▶ _Dataset entries_
════════════════

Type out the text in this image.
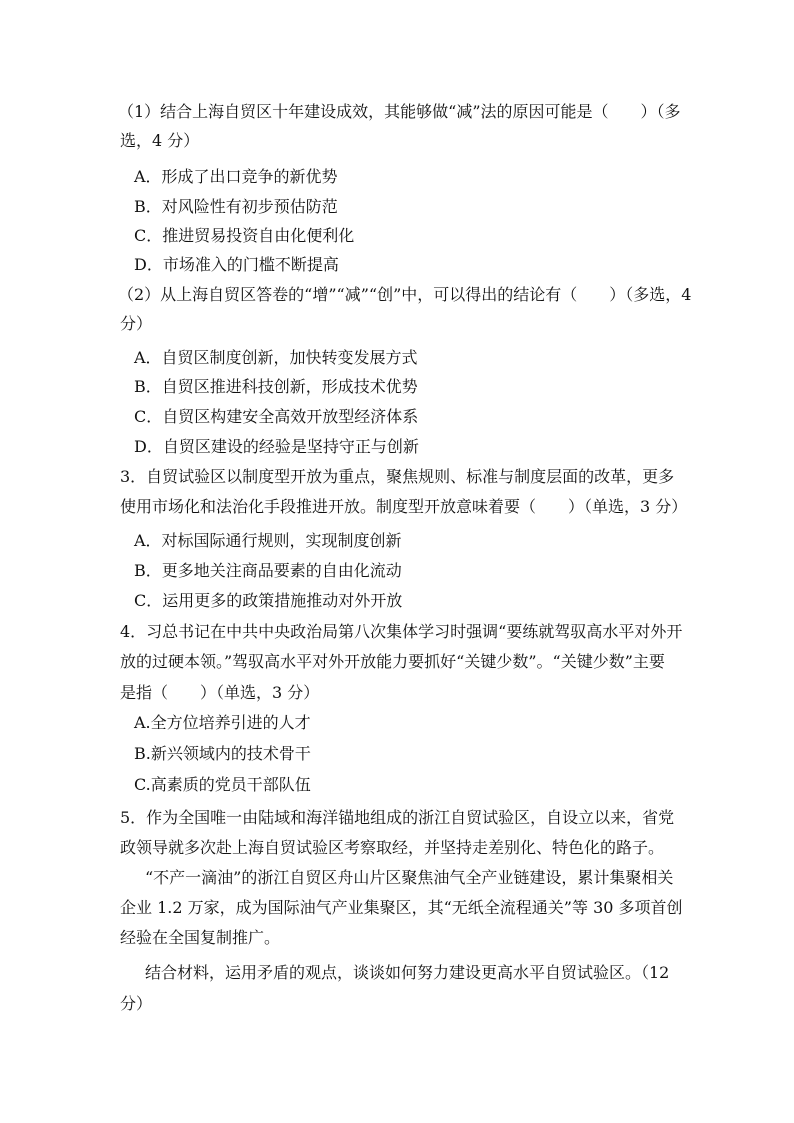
（1）结合上海自贸区十年建设成效，其能够做“减”法的原因可能是（　　）（多
选，4 分）
A．形成了出口竞争的新优势
B．对风险性有初步预估防范
C．推进贸易投资自由化便利化
D．市场准入的门槛不断提高
（2）从上海自贸区答卷的“增”“减”“创”中，可以得出的结论有（　　）（多选，4
分）
A．自贸区制度创新，加快转变发展方式
B．自贸区推进科技创新，形成技术优势
C．自贸区构建安全高效开放型经济体系
D．自贸区建设的经验是坚持守正与创新
3．自贸试验区以制度型开放为重点，聚焦规则、标准与制度层面的改革，更多
使用市场化和法治化手段推进开放。制度型开放意味着要（　　）（单选，3 分）
A．对标国际通行规则，实现制度创新
B．更多地关注商品要素的自由化流动
C．运用更多的政策措施推动对外开放
4．习总书记在中共中央政治局第八次集体学习时强调“要练就驾驭高水平对外开
放的过硬本领。”驾驭高水平对外开放能力要抓好“关键少数”。“关键少数”主要
是指（　　）（单选，3 分）
A.全方位培养引进的人才
B.新兴领域内的技术骨干
C.高素质的党员干部队伍
5．作为全国唯一由陆域和海洋锚地组成的浙江自贸试验区，自设立以来，省党
政领导就多次赴上海自贸试验区考察取经，并坚持走差别化、特色化的路子。
“不产一滴油”的浙江自贸区舟山片区聚焦油气全产业链建设，累计集聚相关
企业 1.2 万家，成为国际油气产业集聚区，其“无纸全流程通关”等 30 多项首创
经验在全国复制推广。
结合材料，运用矛盾的观点，谈谈如何努力建设更高水平自贸试验区。（12
分）
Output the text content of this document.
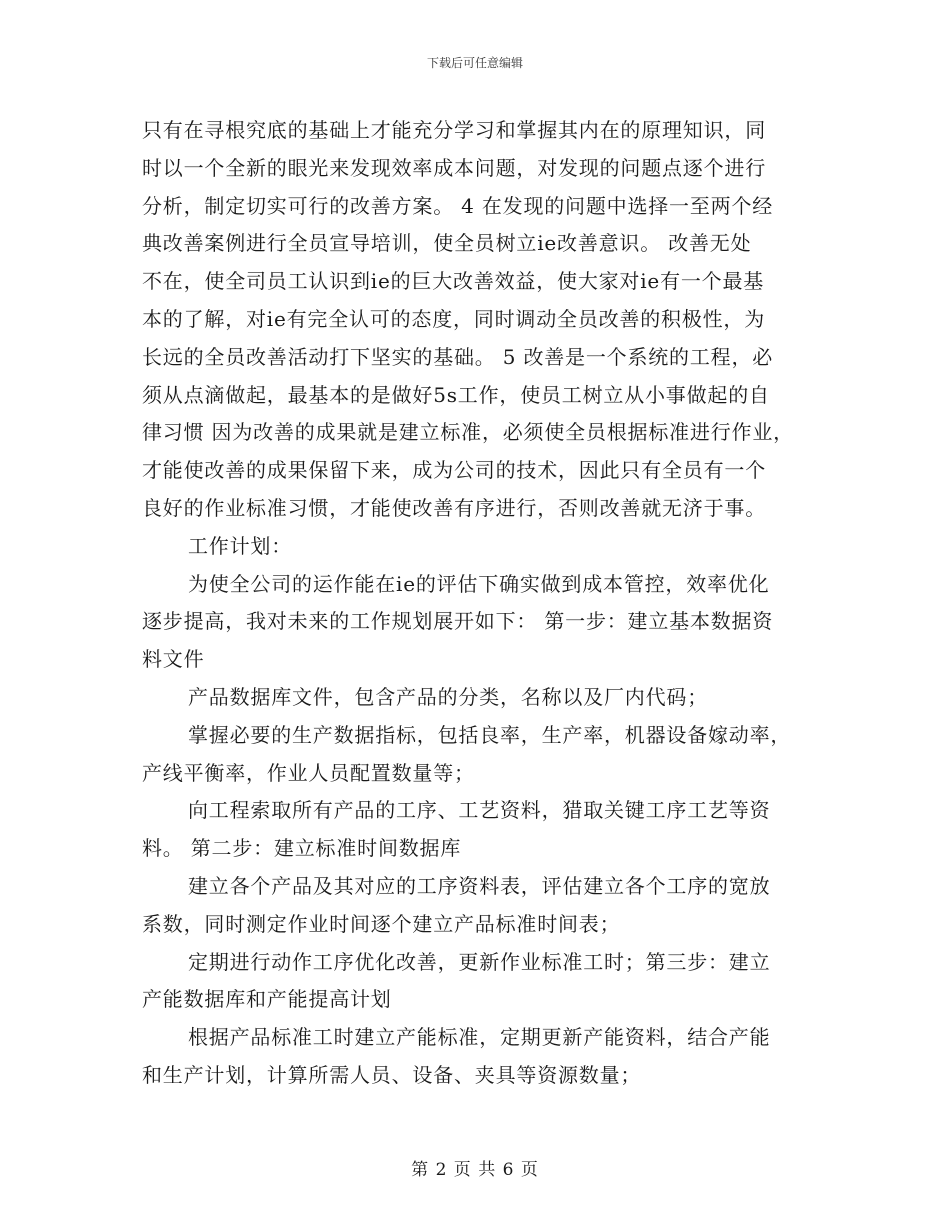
下载后可任意编辑
只有在寻根究底的基础上才能充分学习和掌握其内在的原理知识，同
时以一个全新的眼光来发现效率成本问题，对发现的问题点逐个进行
分析，制定切实可行的改善方案。 4 在发现的问题中选择一至两个经
典改善案例进行全员宣导培训，使全员树立ie改善意识。 改善无处
不在，使全司员工认识到ie的巨大改善效益，使大家对ie有一个最基
本的了解，对ie有完全认可的态度，同时调动全员改善的积极性，为
长远的全员改善活动打下坚实的基础。 5 改善是一个系统的工程，必
须从点滴做起，最基本的是做好5s工作，使员工树立从小事做起的自
律习惯 因为改善的成果就是建立标准，必须使全员根据标准进行作业，
才能使改善的成果保留下来，成为公司的技术，因此只有全员有一个
良好的作业标准习惯，才能使改善有序进行，否则改善就无济于事。
工作计划：
为使全公司的运作能在ie的评估下确实做到成本管控，效率优化
逐步提高，我对未来的工作规划展开如下： 第一步：建立基本数据资
料文件
产品数据库文件，包含产品的分类，名称以及厂内代码；
掌握必要的生产数据指标，包括良率，生产率，机器设备嫁动率，
产线平衡率，作业人员配置数量等；
向工程索取所有产品的工序、工艺资料，猎取关键工序工艺等资
料。 第二步：建立标准时间数据库
建立各个产品及其对应的工序资料表，评估建立各个工序的宽放
系数，同时测定作业时间逐个建立产品标准时间表；
定期进行动作工序优化改善，更新作业标准工时；第三步：建立
产能数据库和产能提高计划
根据产品标准工时建立产能标准，定期更新产能资料，结合产能
和生产计划，计算所需人员、设备、夹具等资源数量；
第 2 页 共 6 页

════════════════

▶ _Instructions for the task_
Copy out all of the material exactly as written, without its pictures.

▶ _Answer for the task_
Type out the text in this image.
（1）结合上海自贸区十年建设成效，其能够做“减”法的原因可能是（　　）（多
选，4 分）
A．形成了出口竞争的新优势
B．对风险性有初步预估防范
C．推进贸易投资自由化便利化
D．市场准入的门槛不断提高
（2）从上海自贸区答卷的“增”“减”“创”中，可以得出的结论有（　　）（多选，4
分）
A．自贸区制度创新，加快转变发展方式
B．自贸区推进科技创新，形成技术优势
C．自贸区构建安全高效开放型经济体系
D．自贸区建设的经验是坚持守正与创新
3．自贸试验区以制度型开放为重点，聚焦规则、标准与制度层面的改革，更多
使用市场化和法治化手段推进开放。制度型开放意味着要（　　）（单选，3 分）
A．对标国际通行规则，实现制度创新
B．更多地关注商品要素的自由化流动
C．运用更多的政策措施推动对外开放
4．习总书记在中共中央政治局第八次集体学习时强调“要练就驾驭高水平对外开
放的过硬本领。”驾驭高水平对外开放能力要抓好“关键少数”。“关键少数”主要
是指（　　）（单选，3 分）
A.全方位培养引进的人才
B.新兴领域内的技术骨干
C.高素质的党员干部队伍
5．作为全国唯一由陆域和海洋锚地组成的浙江自贸试验区，自设立以来，省党
政领导就多次赴上海自贸试验区考察取经，并坚持走差别化、特色化的路子。
“不产一滴油”的浙江自贸区舟山片区聚焦油气全产业链建设，累计集聚相关
企业 1.2 万家，成为国际油气产业集聚区，其“无纸全流程通关”等 30 多项首创
经验在全国复制推广。
结合材料，运用矛盾的观点，谈谈如何努力建设更高水平自贸试验区。（12
分）
Output the text content of this document.
下载后可任意编辑
只有在寻根究底的基础上才能充分学习和掌握其内在的原理知识，同
时以一个全新的眼光来发现效率成本问题，对发现的问题点逐个进行
分析，制定切实可行的改善方案。 4 在发现的问题中选择一至两个经
典改善案例进行全员宣导培训，使全员树立ie改善意识。 改善无处
不在，使全司员工认识到ie的巨大改善效益，使大家对ie有一个最基
本的了解，对ie有完全认可的态度，同时调动全员改善的积极性，为
长远的全员改善活动打下坚实的基础。 5 改善是一个系统的工程，必
须从点滴做起，最基本的是做好5s工作，使员工树立从小事做起的自
律习惯 因为改善的成果就是建立标准，必须使全员根据标准进行作业，
才能使改善的成果保留下来，成为公司的技术，因此只有全员有一个
良好的作业标准习惯，才能使改善有序进行，否则改善就无济于事。
工作计划：
为使全公司的运作能在ie的评估下确实做到成本管控，效率优化
逐步提高，我对未来的工作规划展开如下： 第一步：建立基本数据资
料文件
产品数据库文件，包含产品的分类，名称以及厂内代码；
掌握必要的生产数据指标，包括良率，生产率，机器设备嫁动率，
产线平衡率，作业人员配置数量等；
向工程索取所有产品的工序、工艺资料，猎取关键工序工艺等资
料。 第二步：建立标准时间数据库
建立各个产品及其对应的工序资料表，评估建立各个工序的宽放
系数，同时测定作业时间逐个建立产品标准时间表；
定期进行动作工序优化改善，更新作业标准工时；第三步：建立
产能数据库和产能提高计划
根据产品标准工时建立产能标准，定期更新产能资料，结合产能
和生产计划，计算所需人员、设备、夹具等资源数量；
第 2 页 共 6 页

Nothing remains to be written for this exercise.